◆ Written problem:
Reproduce exactly the final portion of the data: every line from the one containing "Decode this image" through the last line, inclusive.

◆ Information shown:
──────────────────────────────
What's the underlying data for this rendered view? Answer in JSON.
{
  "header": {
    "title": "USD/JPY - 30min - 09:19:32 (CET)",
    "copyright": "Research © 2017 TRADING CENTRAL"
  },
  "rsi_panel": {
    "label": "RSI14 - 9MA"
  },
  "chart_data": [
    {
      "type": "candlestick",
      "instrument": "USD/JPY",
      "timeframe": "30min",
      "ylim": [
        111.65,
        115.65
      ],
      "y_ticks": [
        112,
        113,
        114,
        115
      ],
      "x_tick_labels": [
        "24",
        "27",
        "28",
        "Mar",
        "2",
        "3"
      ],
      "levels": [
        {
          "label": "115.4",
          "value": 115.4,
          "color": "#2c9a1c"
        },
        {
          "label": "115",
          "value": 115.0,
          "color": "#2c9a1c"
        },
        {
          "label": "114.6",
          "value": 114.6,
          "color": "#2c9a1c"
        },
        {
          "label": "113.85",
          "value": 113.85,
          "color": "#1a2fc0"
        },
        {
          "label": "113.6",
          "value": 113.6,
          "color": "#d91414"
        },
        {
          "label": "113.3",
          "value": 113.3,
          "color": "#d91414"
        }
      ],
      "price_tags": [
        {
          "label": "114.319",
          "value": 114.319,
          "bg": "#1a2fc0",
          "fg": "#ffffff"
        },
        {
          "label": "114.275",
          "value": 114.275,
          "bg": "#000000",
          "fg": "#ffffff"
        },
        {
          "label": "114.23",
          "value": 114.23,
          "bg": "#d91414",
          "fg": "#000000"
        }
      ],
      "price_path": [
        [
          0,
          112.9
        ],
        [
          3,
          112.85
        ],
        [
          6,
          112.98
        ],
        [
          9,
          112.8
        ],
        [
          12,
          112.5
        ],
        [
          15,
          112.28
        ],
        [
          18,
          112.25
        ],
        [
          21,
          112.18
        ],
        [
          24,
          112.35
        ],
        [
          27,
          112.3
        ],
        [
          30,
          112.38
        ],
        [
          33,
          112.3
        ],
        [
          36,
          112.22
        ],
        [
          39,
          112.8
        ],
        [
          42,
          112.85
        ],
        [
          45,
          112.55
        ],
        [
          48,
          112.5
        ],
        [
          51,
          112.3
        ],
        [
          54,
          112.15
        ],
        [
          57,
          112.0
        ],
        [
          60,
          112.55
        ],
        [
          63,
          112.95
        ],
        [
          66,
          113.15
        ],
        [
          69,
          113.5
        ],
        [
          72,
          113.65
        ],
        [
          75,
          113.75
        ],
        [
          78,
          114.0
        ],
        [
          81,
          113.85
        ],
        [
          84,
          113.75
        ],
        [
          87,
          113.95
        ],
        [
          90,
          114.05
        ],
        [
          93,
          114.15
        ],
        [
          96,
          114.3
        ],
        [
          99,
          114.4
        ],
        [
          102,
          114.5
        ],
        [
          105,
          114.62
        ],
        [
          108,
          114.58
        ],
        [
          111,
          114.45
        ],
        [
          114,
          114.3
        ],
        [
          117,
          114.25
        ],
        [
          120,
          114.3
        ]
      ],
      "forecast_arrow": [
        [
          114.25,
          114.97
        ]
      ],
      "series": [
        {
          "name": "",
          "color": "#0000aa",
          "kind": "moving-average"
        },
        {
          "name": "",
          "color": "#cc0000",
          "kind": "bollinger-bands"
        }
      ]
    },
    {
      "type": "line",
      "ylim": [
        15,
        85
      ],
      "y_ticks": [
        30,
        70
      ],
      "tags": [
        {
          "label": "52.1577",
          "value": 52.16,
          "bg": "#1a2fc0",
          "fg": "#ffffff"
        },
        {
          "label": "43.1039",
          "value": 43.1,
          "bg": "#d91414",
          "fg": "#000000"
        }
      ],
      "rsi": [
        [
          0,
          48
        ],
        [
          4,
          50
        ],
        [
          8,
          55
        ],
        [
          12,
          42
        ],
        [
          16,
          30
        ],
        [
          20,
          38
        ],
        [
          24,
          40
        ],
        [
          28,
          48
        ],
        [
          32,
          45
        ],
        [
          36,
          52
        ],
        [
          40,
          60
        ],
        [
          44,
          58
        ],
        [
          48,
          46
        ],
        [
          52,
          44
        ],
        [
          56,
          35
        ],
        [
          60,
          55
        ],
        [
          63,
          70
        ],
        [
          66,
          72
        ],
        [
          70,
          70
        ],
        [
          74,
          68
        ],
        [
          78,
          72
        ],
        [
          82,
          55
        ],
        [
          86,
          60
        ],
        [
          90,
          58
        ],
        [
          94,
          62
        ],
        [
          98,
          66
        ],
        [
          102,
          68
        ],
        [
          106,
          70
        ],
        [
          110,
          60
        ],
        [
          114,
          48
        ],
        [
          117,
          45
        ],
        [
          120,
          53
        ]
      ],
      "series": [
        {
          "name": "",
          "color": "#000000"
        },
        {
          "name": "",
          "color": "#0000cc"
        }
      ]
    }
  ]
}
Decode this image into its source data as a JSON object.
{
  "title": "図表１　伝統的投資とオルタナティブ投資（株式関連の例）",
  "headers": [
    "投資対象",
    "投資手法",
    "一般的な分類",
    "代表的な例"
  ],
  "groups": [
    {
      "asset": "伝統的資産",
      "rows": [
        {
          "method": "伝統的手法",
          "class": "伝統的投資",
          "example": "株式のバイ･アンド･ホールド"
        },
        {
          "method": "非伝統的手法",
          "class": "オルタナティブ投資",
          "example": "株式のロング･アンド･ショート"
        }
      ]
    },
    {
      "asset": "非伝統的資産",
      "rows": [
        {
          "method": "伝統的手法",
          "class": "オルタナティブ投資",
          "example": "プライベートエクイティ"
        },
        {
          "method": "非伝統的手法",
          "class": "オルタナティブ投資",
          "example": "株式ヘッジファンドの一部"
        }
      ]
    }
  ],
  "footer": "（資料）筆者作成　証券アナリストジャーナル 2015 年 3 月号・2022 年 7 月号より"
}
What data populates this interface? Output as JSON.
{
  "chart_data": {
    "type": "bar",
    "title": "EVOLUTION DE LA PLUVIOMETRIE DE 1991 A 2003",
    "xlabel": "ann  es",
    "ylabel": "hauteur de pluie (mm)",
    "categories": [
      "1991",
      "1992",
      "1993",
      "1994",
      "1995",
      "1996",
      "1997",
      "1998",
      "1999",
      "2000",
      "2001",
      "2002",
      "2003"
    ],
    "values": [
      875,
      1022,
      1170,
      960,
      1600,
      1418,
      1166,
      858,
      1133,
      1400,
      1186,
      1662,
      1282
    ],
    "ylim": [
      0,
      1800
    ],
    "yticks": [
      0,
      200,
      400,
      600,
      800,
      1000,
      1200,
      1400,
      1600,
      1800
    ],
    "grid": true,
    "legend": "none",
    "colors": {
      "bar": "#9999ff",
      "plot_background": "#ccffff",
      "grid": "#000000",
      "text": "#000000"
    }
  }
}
──────────────────────────────
◆ Result of this exercise:
Decode this image into its source data as a JSON object.
{
  "title": "図表１　伝統的投資とオルタナティブ投資（株式関連の例）",
  "headers": [
    "投資対象",
    "投資手法",
    "一般的な分類",
    "代表的な例"
  ],
  "groups": [
    {
      "asset": "伝統的資産",
      "rows": [
        {
          "method": "伝統的手法",
          "class": "伝統的投資",
          "example": "株式のバイ･アンド･ホールド"
        },
        {
          "method": "非伝統的手法",
          "class": "オルタナティブ投資",
          "example": "株式のロング･アンド･ショート"
        }
      ]
    },
    {
      "asset": "非伝統的資産",
      "rows": [
        {
          "method": "伝統的手法",
          "class": "オルタナティブ投資",
          "example": "プライベートエクイティ"
        },
        {
          "method": "非伝統的手法",
          "class": "オルタナティブ投資",
          "example": "株式ヘッジファンドの一部"
        }
      ]
    }
  ],
  "footer": "（資料）筆者作成　証券アナリストジャーナル 2015 年 3 月号・2022 年 7 月号より"
}
What data populates this interface? Output as JSON.
{
  "chart_data": {
    "type": "bar",
    "title": "EVOLUTION DE LA PLUVIOMETRIE DE 1991 A 2003",
    "xlabel": "ann  es",
    "ylabel": "hauteur de pluie (mm)",
    "categories": [
      "1991",
      "1992",
      "1993",
      "1994",
      "1995",
      "1996",
      "1997",
      "1998",
      "1999",
      "2000",
      "2001",
      "2002",
      "2003"
    ],
    "values": [
      875,
      1022,
      1170,
      960,
      1600,
      1418,
      1166,
      858,
      1133,
      1400,
      1186,
      1662,
      1282
    ],
    "ylim": [
      0,
      1800
    ],
    "yticks": [
      0,
      200,
      400,
      600,
      800,
      1000,
      1200,
      1400,
      1600,
      1800
    ],
    "grid": true,
    "legend": "none",
    "colors": {
      "bar": "#9999ff",
      "plot_background": "#ccffff",
      "grid": "#000000",
      "text": "#000000"
    }
  }
}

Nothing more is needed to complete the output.